_WRITTEN INSTRUCTION_
Pick out the lines containing "potřebné".

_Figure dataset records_
↓↓↓
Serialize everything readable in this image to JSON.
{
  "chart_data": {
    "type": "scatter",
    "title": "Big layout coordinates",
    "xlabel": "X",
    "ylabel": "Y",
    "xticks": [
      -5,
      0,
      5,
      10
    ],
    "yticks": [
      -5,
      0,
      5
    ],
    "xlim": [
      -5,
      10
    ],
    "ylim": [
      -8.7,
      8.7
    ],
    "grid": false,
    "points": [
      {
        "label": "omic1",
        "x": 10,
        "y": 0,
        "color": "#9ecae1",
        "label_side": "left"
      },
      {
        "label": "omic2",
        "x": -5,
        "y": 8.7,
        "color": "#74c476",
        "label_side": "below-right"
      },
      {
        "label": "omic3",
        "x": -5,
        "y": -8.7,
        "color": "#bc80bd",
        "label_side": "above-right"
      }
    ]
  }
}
↑↑↑
↓↓↓
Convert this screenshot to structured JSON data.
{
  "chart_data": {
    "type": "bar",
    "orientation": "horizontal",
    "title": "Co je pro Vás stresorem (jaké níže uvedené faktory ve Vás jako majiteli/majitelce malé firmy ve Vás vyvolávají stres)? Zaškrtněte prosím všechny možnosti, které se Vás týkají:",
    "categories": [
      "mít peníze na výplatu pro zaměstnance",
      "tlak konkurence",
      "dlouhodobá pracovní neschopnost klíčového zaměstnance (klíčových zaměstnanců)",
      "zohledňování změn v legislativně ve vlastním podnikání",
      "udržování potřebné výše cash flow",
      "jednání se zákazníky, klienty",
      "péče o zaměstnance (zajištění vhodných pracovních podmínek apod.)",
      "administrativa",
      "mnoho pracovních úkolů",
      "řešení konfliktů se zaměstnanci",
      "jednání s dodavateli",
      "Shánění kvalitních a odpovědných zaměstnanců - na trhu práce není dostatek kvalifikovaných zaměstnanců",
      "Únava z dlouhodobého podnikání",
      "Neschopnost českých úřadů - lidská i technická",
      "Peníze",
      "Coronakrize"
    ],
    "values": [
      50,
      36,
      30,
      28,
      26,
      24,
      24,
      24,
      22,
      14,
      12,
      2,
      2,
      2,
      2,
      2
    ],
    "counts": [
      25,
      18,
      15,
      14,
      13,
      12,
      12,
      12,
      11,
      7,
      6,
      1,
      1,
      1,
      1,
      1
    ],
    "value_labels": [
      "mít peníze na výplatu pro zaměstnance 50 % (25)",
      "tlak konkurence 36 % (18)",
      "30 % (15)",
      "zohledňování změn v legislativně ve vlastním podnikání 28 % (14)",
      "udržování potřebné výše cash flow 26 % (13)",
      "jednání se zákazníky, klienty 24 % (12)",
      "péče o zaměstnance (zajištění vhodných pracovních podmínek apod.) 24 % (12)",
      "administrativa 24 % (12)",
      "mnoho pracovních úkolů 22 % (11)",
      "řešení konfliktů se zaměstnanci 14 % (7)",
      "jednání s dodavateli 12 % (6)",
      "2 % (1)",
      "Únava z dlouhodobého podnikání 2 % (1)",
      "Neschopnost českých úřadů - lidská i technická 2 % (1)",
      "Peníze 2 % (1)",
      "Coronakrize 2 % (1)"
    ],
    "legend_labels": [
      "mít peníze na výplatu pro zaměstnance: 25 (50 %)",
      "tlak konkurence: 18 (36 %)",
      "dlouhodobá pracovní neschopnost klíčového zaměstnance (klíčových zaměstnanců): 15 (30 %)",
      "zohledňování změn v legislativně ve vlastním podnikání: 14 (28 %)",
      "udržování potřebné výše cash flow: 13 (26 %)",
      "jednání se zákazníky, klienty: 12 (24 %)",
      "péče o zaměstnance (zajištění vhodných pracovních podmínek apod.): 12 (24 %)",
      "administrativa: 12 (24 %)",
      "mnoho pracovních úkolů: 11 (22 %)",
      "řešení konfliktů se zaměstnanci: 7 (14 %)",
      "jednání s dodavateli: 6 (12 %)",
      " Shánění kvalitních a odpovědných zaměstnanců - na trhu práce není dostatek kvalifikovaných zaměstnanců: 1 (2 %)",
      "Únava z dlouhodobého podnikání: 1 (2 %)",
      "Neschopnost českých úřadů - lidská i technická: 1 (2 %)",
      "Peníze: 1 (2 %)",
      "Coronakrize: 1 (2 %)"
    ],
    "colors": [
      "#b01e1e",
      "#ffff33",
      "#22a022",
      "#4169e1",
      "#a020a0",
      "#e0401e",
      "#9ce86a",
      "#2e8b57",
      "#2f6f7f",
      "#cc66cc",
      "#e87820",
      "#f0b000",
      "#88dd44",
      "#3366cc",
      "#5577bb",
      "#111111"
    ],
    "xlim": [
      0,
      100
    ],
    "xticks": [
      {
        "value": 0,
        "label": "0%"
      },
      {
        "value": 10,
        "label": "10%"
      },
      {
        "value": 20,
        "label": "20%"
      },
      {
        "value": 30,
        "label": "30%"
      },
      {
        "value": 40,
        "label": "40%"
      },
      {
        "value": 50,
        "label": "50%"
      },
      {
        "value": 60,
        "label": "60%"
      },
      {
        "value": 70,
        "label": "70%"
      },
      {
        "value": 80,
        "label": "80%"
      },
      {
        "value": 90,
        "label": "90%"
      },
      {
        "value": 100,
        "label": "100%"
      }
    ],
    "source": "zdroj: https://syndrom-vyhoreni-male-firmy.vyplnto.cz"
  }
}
↑↑↑
_FULL OUTPUT_
      "udržování potřebné výše cash flow",
      "udržování potřebné výše cash flow 26 % (13)",
      "udržování potřebné výše cash flow: 13 (26 %)",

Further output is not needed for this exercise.